# [Description of the task]
Count only the lines of the records that hold "subtitle", then give the number without any other words.

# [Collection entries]
_____

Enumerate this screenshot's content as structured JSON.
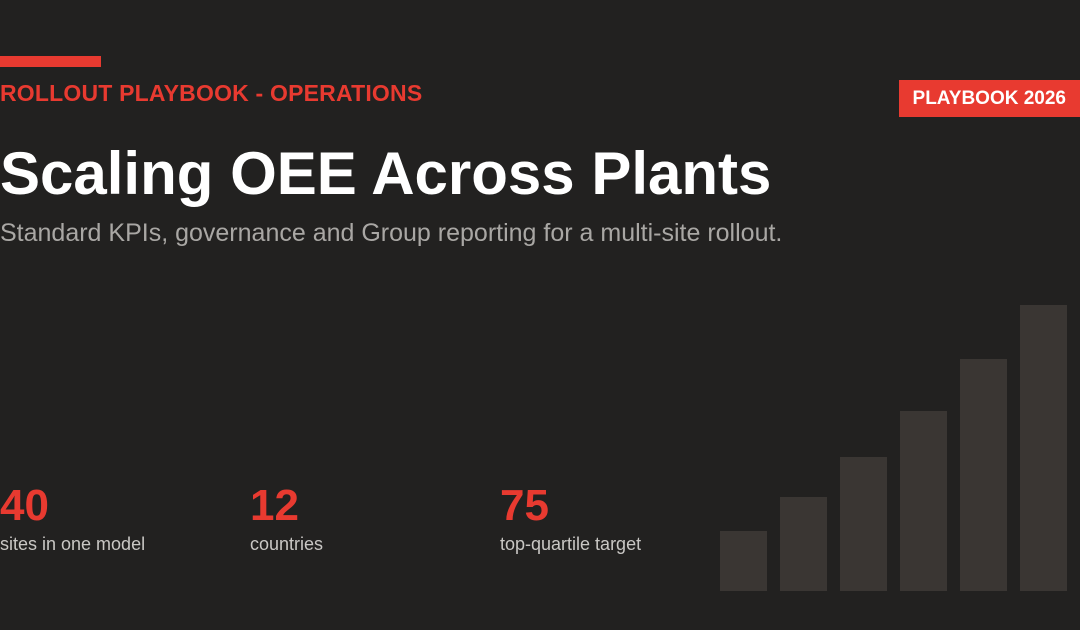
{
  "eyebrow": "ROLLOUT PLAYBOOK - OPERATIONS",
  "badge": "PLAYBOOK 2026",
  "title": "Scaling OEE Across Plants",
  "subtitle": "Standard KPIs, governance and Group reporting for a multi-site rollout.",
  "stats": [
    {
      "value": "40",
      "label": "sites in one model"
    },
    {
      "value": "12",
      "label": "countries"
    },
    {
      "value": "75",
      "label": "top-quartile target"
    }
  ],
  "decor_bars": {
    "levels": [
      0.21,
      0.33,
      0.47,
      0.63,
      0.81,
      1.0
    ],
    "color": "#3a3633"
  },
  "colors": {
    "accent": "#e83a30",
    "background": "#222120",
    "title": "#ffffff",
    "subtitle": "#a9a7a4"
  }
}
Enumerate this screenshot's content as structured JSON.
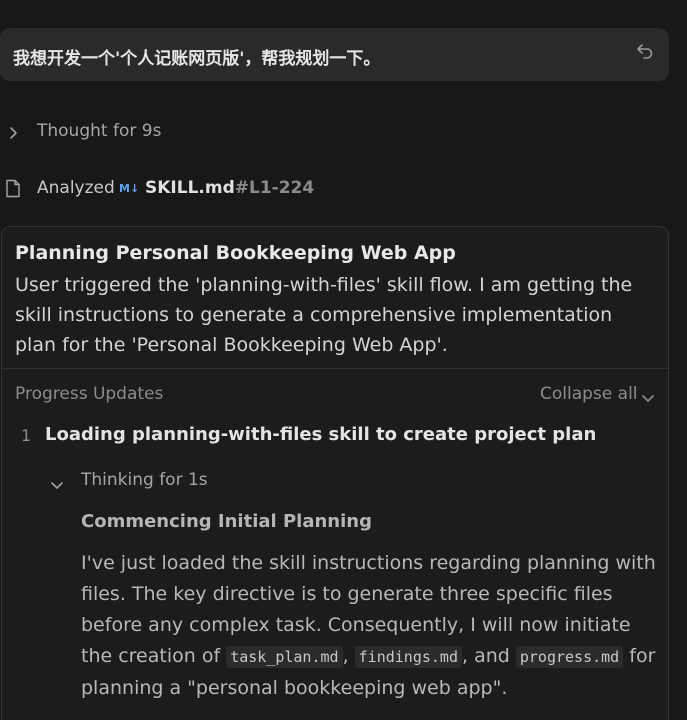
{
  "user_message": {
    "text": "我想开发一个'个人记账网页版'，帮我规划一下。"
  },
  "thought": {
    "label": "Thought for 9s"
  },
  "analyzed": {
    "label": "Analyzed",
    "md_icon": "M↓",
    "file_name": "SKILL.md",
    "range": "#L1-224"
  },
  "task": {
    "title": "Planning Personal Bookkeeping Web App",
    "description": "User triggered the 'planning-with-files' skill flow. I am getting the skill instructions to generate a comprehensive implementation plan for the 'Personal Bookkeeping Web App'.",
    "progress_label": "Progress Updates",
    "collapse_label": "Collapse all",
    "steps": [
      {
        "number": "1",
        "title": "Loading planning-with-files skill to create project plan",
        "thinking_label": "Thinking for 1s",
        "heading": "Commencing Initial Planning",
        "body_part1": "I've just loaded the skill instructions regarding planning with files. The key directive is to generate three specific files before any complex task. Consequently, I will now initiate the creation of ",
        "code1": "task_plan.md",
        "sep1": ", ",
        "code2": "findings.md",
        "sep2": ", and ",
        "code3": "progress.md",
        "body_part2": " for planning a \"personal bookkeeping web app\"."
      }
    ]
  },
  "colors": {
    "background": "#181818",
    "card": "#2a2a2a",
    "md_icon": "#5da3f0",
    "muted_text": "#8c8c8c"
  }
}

_____

# [Reply to the task]
2